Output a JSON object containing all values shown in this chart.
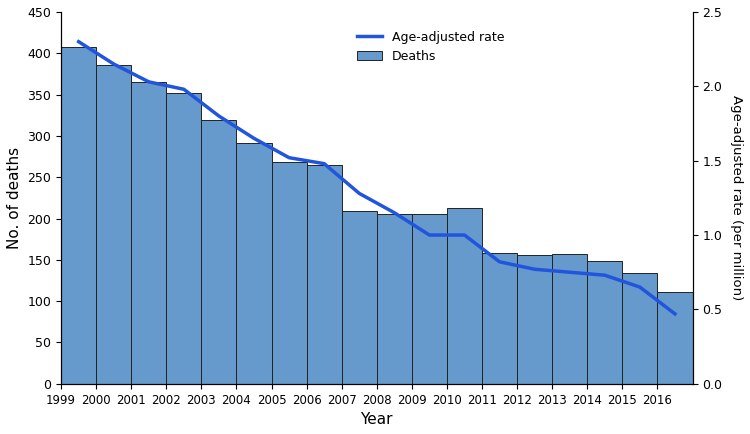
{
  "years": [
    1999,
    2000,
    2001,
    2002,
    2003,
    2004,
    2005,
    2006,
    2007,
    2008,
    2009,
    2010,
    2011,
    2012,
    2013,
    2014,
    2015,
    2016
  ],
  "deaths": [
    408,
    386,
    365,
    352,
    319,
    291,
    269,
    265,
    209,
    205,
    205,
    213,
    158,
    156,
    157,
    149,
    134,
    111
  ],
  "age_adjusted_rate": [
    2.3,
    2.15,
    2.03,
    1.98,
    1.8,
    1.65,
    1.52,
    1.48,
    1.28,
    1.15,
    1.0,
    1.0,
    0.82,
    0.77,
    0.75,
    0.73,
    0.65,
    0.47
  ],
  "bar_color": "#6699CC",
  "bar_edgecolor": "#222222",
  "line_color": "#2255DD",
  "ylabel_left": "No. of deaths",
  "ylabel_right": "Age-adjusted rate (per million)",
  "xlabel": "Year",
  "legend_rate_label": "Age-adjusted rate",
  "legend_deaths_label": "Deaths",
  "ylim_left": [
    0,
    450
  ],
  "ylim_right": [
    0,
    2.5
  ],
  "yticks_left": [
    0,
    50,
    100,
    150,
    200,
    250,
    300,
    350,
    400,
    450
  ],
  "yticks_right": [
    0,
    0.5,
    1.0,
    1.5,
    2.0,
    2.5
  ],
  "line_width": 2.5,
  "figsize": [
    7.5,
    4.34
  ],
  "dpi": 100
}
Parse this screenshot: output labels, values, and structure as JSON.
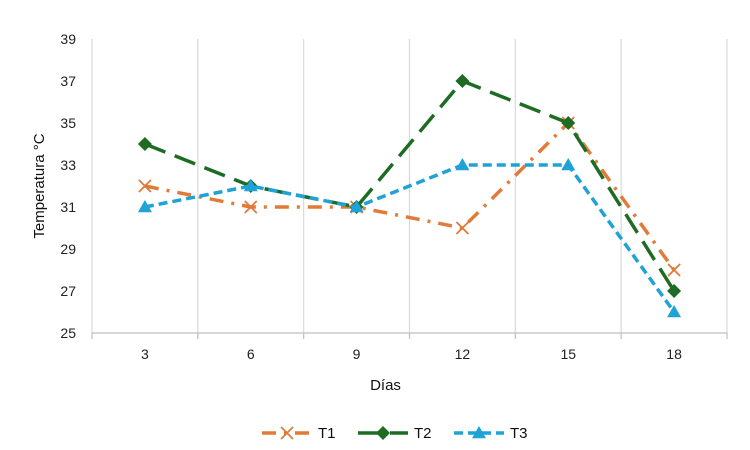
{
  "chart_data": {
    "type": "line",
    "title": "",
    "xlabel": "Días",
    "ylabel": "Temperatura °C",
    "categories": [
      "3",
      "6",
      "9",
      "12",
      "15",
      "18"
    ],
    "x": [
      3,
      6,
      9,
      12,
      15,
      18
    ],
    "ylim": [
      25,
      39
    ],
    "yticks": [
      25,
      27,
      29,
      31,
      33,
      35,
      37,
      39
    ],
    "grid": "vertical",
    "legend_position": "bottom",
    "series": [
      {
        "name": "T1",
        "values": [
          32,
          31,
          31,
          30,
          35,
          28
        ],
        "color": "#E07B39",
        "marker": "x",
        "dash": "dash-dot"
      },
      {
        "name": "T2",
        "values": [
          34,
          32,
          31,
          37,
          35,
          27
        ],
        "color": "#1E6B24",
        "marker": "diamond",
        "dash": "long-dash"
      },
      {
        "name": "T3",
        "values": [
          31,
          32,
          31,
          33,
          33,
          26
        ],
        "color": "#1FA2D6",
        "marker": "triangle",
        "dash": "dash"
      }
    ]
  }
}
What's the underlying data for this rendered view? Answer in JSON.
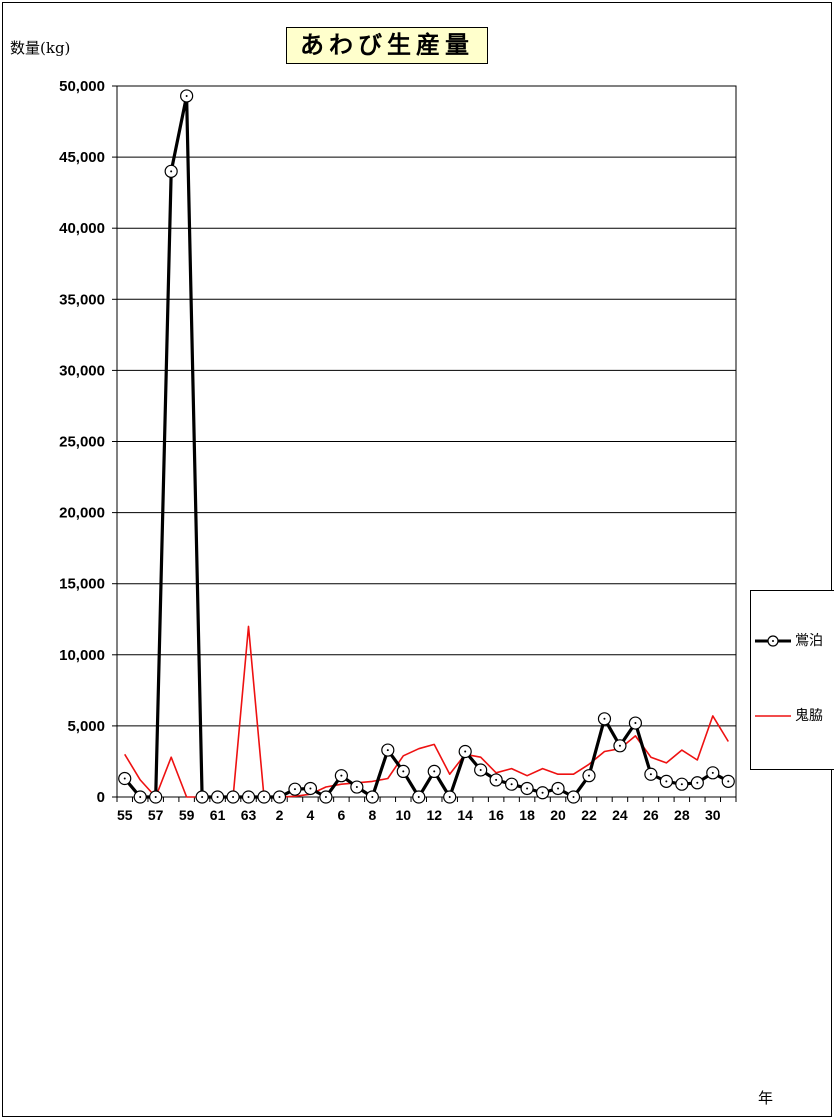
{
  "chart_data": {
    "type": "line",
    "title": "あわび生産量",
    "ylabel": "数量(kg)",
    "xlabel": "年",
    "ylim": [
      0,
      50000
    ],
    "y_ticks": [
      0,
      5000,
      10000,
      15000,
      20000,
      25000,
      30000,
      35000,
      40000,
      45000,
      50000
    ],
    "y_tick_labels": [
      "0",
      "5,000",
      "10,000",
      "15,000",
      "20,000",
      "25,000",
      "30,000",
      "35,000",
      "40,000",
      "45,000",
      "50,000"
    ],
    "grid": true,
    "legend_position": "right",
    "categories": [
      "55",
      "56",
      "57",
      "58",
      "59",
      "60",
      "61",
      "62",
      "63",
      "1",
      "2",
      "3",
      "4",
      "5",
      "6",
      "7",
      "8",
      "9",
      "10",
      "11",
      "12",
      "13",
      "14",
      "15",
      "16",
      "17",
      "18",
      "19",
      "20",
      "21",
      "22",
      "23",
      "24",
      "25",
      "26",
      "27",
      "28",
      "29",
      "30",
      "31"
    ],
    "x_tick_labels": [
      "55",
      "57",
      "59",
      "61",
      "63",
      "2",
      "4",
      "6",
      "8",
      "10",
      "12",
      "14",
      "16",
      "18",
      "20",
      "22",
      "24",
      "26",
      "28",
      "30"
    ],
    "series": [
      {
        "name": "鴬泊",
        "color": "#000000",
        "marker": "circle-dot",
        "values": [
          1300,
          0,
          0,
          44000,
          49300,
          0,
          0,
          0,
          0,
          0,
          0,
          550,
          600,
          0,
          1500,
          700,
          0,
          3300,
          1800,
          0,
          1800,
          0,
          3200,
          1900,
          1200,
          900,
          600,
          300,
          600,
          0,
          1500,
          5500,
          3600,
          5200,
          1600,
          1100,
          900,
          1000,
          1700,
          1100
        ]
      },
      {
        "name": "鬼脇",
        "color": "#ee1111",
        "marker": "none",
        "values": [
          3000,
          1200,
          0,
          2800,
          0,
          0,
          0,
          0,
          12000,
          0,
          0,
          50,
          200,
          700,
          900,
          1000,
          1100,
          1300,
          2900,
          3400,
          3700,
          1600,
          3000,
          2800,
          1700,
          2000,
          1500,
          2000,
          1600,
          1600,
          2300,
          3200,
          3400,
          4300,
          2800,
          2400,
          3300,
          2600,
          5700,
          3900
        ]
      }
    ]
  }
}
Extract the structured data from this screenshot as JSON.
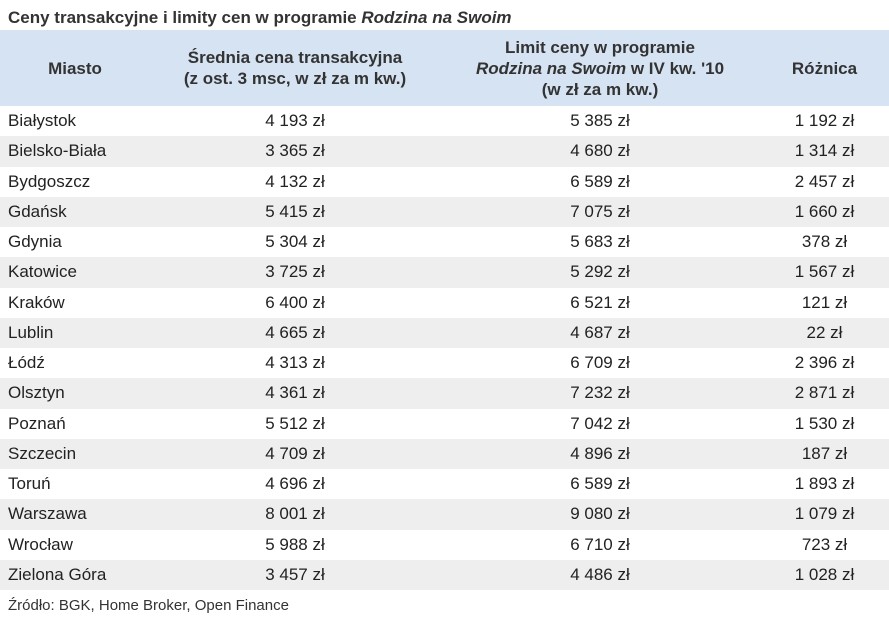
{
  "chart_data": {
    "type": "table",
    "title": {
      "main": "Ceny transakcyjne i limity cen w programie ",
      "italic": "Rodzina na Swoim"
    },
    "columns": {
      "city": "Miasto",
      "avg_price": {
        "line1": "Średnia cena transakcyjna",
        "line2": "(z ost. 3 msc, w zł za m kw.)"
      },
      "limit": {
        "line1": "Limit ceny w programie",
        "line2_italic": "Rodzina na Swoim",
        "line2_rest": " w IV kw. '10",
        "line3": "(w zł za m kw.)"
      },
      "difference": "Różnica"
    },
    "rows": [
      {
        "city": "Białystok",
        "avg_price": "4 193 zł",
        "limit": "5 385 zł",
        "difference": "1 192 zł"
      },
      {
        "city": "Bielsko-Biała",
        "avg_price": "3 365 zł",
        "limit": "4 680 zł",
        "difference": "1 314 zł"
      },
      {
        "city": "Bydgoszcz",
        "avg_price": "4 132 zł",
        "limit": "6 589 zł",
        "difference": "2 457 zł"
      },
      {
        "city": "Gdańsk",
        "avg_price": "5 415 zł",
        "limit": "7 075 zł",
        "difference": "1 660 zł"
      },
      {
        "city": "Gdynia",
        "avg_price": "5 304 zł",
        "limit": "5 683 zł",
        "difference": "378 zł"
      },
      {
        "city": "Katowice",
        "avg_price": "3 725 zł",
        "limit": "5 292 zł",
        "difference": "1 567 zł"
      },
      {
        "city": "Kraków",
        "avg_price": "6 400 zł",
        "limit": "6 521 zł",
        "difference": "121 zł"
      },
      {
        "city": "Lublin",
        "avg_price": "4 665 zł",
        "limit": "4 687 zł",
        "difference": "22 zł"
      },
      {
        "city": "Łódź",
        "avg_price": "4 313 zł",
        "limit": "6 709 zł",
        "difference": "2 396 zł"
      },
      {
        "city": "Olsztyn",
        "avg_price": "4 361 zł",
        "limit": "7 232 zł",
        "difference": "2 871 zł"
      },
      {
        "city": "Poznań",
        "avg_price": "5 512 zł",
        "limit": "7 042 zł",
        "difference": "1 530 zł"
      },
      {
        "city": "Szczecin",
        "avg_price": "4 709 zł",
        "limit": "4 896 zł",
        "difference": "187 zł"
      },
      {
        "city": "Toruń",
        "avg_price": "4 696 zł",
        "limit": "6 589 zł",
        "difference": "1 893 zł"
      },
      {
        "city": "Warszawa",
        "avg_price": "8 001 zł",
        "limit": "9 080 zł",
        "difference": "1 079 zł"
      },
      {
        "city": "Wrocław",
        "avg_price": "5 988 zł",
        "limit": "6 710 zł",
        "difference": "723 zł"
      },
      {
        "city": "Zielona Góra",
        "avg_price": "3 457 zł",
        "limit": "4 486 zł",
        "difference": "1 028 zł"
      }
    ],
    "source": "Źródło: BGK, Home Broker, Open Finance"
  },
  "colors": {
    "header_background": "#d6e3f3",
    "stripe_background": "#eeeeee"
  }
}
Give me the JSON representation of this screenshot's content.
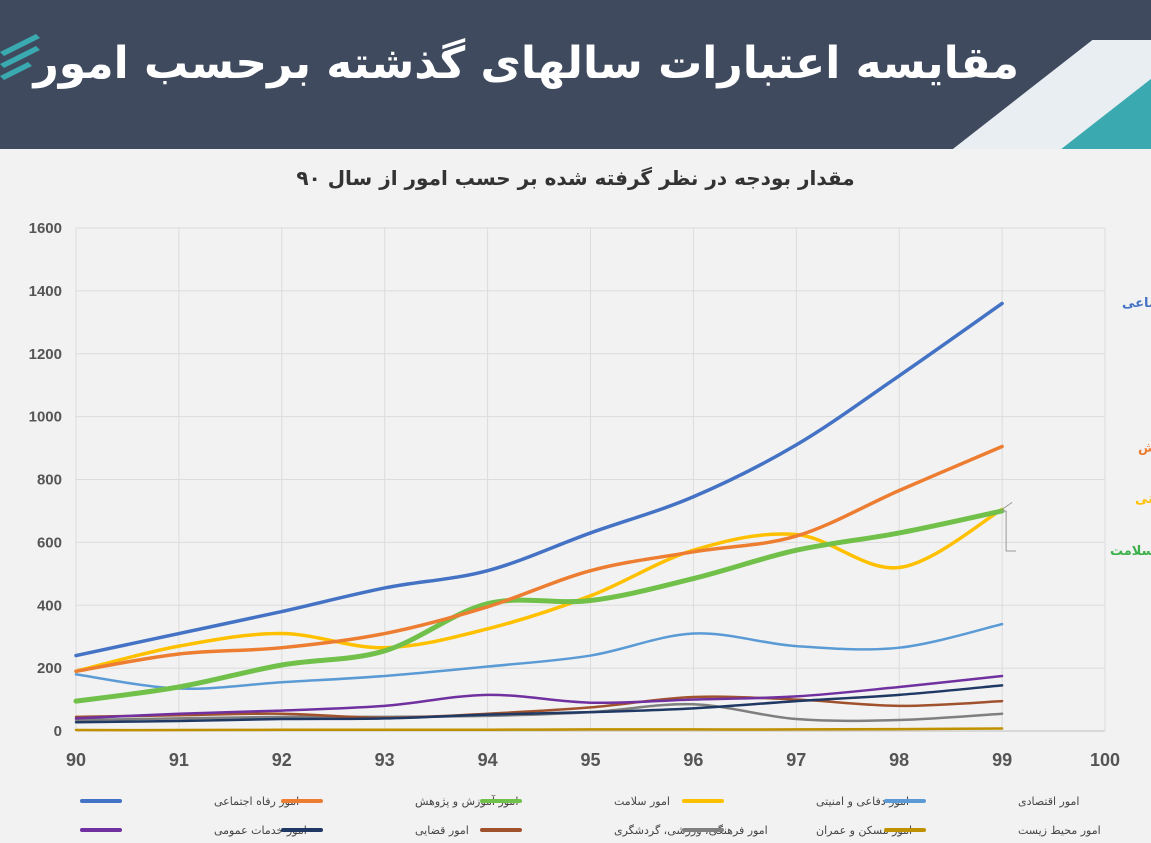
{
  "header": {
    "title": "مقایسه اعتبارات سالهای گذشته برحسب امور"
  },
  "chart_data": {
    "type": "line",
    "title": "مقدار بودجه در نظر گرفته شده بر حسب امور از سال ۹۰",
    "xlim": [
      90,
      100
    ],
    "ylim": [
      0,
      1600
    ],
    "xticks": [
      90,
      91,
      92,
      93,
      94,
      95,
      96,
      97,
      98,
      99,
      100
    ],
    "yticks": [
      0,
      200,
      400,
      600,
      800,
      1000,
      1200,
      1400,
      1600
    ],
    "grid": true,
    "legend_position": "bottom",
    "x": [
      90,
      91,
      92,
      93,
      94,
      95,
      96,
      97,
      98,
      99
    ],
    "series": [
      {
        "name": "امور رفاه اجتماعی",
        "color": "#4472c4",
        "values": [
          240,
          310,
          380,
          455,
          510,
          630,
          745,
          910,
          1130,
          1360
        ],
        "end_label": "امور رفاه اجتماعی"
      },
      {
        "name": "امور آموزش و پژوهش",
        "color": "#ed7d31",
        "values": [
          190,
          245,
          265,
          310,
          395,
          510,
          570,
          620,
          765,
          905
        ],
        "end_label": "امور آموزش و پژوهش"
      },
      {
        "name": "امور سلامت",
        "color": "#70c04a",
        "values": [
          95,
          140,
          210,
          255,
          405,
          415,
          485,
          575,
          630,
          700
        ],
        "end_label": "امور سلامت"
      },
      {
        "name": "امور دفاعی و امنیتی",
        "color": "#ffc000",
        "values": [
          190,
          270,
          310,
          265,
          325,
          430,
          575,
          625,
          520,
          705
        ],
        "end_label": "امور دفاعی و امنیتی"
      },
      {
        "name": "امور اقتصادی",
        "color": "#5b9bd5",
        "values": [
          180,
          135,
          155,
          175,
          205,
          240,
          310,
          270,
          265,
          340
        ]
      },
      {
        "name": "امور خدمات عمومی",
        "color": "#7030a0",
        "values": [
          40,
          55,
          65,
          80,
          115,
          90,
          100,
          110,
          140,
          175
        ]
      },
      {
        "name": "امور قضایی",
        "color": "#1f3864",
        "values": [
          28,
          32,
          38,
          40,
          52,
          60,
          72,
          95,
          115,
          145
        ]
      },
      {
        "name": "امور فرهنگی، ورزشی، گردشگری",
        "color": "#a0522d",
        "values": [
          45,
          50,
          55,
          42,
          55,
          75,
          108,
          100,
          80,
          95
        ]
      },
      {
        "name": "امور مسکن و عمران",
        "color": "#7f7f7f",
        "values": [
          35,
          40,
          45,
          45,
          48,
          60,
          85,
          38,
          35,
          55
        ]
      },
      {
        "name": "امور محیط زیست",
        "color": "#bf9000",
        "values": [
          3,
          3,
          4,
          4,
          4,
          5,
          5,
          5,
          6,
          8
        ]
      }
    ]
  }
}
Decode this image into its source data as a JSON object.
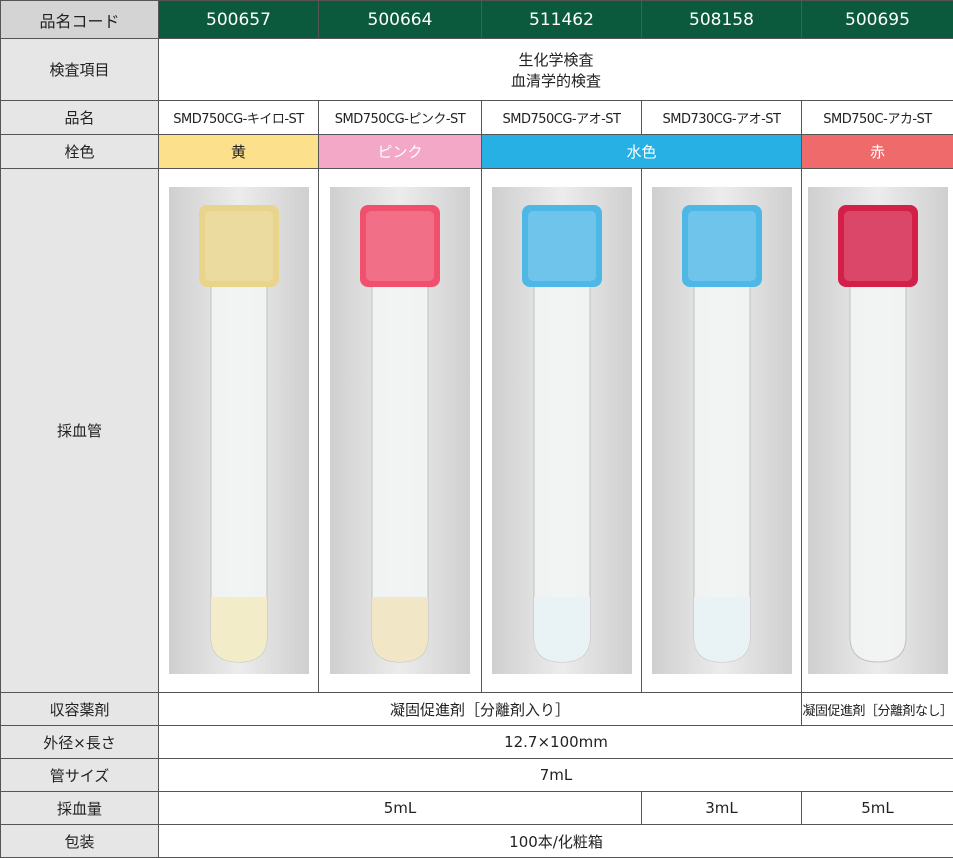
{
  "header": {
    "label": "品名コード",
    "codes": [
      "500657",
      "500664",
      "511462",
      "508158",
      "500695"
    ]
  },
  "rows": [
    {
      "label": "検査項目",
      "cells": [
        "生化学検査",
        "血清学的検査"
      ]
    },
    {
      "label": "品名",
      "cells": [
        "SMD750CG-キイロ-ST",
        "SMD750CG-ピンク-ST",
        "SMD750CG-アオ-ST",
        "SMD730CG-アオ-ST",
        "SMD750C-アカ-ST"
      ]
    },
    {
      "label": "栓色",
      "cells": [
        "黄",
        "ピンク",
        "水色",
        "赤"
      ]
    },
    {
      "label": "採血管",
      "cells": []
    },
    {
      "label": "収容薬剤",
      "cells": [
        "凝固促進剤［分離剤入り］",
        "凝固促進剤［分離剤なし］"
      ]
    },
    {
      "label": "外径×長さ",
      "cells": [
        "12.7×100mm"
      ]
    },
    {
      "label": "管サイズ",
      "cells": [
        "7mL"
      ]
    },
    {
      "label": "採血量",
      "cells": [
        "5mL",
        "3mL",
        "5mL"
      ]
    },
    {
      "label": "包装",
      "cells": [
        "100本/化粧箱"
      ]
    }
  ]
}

+--

- _PROMPT_
Search the lines above for the string "دفاعی", then show every one that has it.

- _THE RESPONSE_
        "name": "امور دفاعی و امنیتی",
        "end_label": "امور دفاعی و امنیتی"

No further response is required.